▶

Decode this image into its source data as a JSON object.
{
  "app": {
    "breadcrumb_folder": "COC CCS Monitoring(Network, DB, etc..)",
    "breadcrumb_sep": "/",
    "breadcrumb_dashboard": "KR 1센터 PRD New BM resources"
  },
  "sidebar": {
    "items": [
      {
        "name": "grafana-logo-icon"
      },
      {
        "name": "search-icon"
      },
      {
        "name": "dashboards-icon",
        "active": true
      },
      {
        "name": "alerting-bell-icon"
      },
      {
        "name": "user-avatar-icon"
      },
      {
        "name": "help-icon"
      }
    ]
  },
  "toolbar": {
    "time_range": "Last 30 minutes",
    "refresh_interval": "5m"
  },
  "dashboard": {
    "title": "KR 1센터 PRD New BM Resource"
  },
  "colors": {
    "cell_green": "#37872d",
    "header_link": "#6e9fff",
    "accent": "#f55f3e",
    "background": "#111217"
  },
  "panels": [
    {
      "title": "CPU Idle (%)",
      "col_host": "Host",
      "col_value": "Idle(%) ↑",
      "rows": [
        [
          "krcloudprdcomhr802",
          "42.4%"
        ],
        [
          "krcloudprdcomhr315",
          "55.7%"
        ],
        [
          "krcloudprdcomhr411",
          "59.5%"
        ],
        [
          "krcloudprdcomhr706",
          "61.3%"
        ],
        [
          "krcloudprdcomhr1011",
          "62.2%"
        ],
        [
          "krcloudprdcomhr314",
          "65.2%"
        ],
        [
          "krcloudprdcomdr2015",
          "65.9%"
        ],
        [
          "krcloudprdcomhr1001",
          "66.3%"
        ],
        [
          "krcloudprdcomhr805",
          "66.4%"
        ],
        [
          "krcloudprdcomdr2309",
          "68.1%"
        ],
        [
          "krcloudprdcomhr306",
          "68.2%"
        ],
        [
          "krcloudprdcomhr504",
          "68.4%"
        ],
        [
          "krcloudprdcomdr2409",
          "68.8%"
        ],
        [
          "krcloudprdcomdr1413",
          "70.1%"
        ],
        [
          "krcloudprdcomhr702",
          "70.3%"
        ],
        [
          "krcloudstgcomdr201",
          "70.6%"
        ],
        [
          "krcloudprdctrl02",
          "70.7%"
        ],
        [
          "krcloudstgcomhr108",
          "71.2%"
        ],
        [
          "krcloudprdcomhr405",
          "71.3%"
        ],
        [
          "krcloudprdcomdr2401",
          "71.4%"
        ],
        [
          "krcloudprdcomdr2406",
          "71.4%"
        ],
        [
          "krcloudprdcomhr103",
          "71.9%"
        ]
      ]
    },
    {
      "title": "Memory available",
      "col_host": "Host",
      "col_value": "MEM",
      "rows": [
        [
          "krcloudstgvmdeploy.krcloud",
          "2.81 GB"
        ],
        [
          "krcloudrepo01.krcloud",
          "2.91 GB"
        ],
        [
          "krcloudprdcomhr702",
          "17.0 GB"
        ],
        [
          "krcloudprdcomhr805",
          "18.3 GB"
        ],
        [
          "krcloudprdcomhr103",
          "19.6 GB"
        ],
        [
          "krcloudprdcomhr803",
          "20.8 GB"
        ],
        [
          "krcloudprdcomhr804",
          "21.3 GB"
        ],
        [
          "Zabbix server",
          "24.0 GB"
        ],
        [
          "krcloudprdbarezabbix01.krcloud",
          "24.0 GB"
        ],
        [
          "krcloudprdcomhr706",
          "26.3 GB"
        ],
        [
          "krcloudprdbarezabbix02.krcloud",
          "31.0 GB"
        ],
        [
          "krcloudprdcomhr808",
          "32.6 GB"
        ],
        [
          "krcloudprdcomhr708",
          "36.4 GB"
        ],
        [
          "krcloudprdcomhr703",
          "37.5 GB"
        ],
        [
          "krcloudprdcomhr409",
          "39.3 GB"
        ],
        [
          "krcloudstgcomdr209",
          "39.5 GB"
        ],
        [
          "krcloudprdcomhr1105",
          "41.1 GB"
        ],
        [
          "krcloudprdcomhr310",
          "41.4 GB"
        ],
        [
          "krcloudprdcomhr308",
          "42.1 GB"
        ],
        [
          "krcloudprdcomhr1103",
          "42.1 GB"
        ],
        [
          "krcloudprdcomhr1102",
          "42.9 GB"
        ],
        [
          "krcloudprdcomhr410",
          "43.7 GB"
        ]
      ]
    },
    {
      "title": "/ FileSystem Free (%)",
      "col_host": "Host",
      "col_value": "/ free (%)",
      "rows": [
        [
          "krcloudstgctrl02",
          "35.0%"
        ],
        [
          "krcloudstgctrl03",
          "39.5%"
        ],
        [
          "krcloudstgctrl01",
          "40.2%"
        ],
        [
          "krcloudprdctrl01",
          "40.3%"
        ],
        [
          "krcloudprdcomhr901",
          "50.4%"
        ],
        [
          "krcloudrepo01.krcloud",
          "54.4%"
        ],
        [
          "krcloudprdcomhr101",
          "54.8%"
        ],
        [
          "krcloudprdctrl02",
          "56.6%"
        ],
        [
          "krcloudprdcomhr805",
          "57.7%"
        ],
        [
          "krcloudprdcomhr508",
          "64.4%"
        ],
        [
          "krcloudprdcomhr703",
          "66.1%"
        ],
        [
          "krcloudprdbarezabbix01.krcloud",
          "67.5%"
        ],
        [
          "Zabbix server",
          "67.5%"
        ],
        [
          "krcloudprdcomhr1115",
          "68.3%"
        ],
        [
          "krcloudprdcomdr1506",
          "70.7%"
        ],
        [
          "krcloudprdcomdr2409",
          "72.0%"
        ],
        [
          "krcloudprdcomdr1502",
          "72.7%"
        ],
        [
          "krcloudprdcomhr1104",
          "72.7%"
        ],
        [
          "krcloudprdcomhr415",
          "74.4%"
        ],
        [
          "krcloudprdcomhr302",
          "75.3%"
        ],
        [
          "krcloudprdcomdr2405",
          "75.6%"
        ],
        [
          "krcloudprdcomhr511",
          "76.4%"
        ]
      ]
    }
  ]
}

◀

SET PROBLEM —
Each entry is to be returned in full, character for character.

FINAL RESULT —
Decode this image into its source data as a JSON object.
{
  "app": {
    "breadcrumb_folder": "COC CCS Monitoring(Network, DB, etc..)",
    "breadcrumb_sep": "/",
    "breadcrumb_dashboard": "KR 1센터 PRD New BM resources"
  },
  "sidebar": {
    "items": [
      {
        "name": "grafana-logo-icon"
      },
      {
        "name": "search-icon"
      },
      {
        "name": "dashboards-icon",
        "active": true
      },
      {
        "name": "alerting-bell-icon"
      },
      {
        "name": "user-avatar-icon"
      },
      {
        "name": "help-icon"
      }
    ]
  },
  "toolbar": {
    "time_range": "Last 30 minutes",
    "refresh_interval": "5m"
  },
  "dashboard": {
    "title": "KR 1센터 PRD New BM Resource"
  },
  "colors": {
    "cell_green": "#37872d",
    "header_link": "#6e9fff",
    "accent": "#f55f3e",
    "background": "#111217"
  },
  "panels": [
    {
      "title": "CPU Idle (%)",
      "col_host": "Host",
      "col_value": "Idle(%) ↑",
      "rows": [
        [
          "krcloudprdcomhr802",
          "42.4%"
        ],
        [
          "krcloudprdcomhr315",
          "55.7%"
        ],
        [
          "krcloudprdcomhr411",
          "59.5%"
        ],
        [
          "krcloudprdcomhr706",
          "61.3%"
        ],
        [
          "krcloudprdcomhr1011",
          "62.2%"
        ],
        [
          "krcloudprdcomhr314",
          "65.2%"
        ],
        [
          "krcloudprdcomdr2015",
          "65.9%"
        ],
        [
          "krcloudprdcomhr1001",
          "66.3%"
        ],
        [
          "krcloudprdcomhr805",
          "66.4%"
        ],
        [
          "krcloudprdcomdr2309",
          "68.1%"
        ],
        [
          "krcloudprdcomhr306",
          "68.2%"
        ],
        [
          "krcloudprdcomhr504",
          "68.4%"
        ],
        [
          "krcloudprdcomdr2409",
          "68.8%"
        ],
        [
          "krcloudprdcomdr1413",
          "70.1%"
        ],
        [
          "krcloudprdcomhr702",
          "70.3%"
        ],
        [
          "krcloudstgcomdr201",
          "70.6%"
        ],
        [
          "krcloudprdctrl02",
          "70.7%"
        ],
        [
          "krcloudstgcomhr108",
          "71.2%"
        ],
        [
          "krcloudprdcomhr405",
          "71.3%"
        ],
        [
          "krcloudprdcomdr2401",
          "71.4%"
        ],
        [
          "krcloudprdcomdr2406",
          "71.4%"
        ],
        [
          "krcloudprdcomhr103",
          "71.9%"
        ]
      ]
    },
    {
      "title": "Memory available",
      "col_host": "Host",
      "col_value": "MEM",
      "rows": [
        [
          "krcloudstgvmdeploy.krcloud",
          "2.81 GB"
        ],
        [
          "krcloudrepo01.krcloud",
          "2.91 GB"
        ],
        [
          "krcloudprdcomhr702",
          "17.0 GB"
        ],
        [
          "krcloudprdcomhr805",
          "18.3 GB"
        ],
        [
          "krcloudprdcomhr103",
          "19.6 GB"
        ],
        [
          "krcloudprdcomhr803",
          "20.8 GB"
        ],
        [
          "krcloudprdcomhr804",
          "21.3 GB"
        ],
        [
          "Zabbix server",
          "24.0 GB"
        ],
        [
          "krcloudprdbarezabbix01.krcloud",
          "24.0 GB"
        ],
        [
          "krcloudprdcomhr706",
          "26.3 GB"
        ],
        [
          "krcloudprdbarezabbix02.krcloud",
          "31.0 GB"
        ],
        [
          "krcloudprdcomhr808",
          "32.6 GB"
        ],
        [
          "krcloudprdcomhr708",
          "36.4 GB"
        ],
        [
          "krcloudprdcomhr703",
          "37.5 GB"
        ],
        [
          "krcloudprdcomhr409",
          "39.3 GB"
        ],
        [
          "krcloudstgcomdr209",
          "39.5 GB"
        ],
        [
          "krcloudprdcomhr1105",
          "41.1 GB"
        ],
        [
          "krcloudprdcomhr310",
          "41.4 GB"
        ],
        [
          "krcloudprdcomhr308",
          "42.1 GB"
        ],
        [
          "krcloudprdcomhr1103",
          "42.1 GB"
        ],
        [
          "krcloudprdcomhr1102",
          "42.9 GB"
        ],
        [
          "krcloudprdcomhr410",
          "43.7 GB"
        ]
      ]
    },
    {
      "title": "/ FileSystem Free (%)",
      "col_host": "Host",
      "col_value": "/ free (%)",
      "rows": [
        [
          "krcloudstgctrl02",
          "35.0%"
        ],
        [
          "krcloudstgctrl03",
          "39.5%"
        ],
        [
          "krcloudstgctrl01",
          "40.2%"
        ],
        [
          "krcloudprdctrl01",
          "40.3%"
        ],
        [
          "krcloudprdcomhr901",
          "50.4%"
        ],
        [
          "krcloudrepo01.krcloud",
          "54.4%"
        ],
        [
          "krcloudprdcomhr101",
          "54.8%"
        ],
        [
          "krcloudprdctrl02",
          "56.6%"
        ],
        [
          "krcloudprdcomhr805",
          "57.7%"
        ],
        [
          "krcloudprdcomhr508",
          "64.4%"
        ],
        [
          "krcloudprdcomhr703",
          "66.1%"
        ],
        [
          "krcloudprdbarezabbix01.krcloud",
          "67.5%"
        ],
        [
          "Zabbix server",
          "67.5%"
        ],
        [
          "krcloudprdcomhr1115",
          "68.3%"
        ],
        [
          "krcloudprdcomdr1506",
          "70.7%"
        ],
        [
          "krcloudprdcomdr2409",
          "72.0%"
        ],
        [
          "krcloudprdcomdr1502",
          "72.7%"
        ],
        [
          "krcloudprdcomhr1104",
          "72.7%"
        ],
        [
          "krcloudprdcomhr415",
          "74.4%"
        ],
        [
          "krcloudprdcomhr302",
          "75.3%"
        ],
        [
          "krcloudprdcomdr2405",
          "75.6%"
        ],
        [
          "krcloudprdcomhr511",
          "76.4%"
        ]
      ]
    }
  ]
}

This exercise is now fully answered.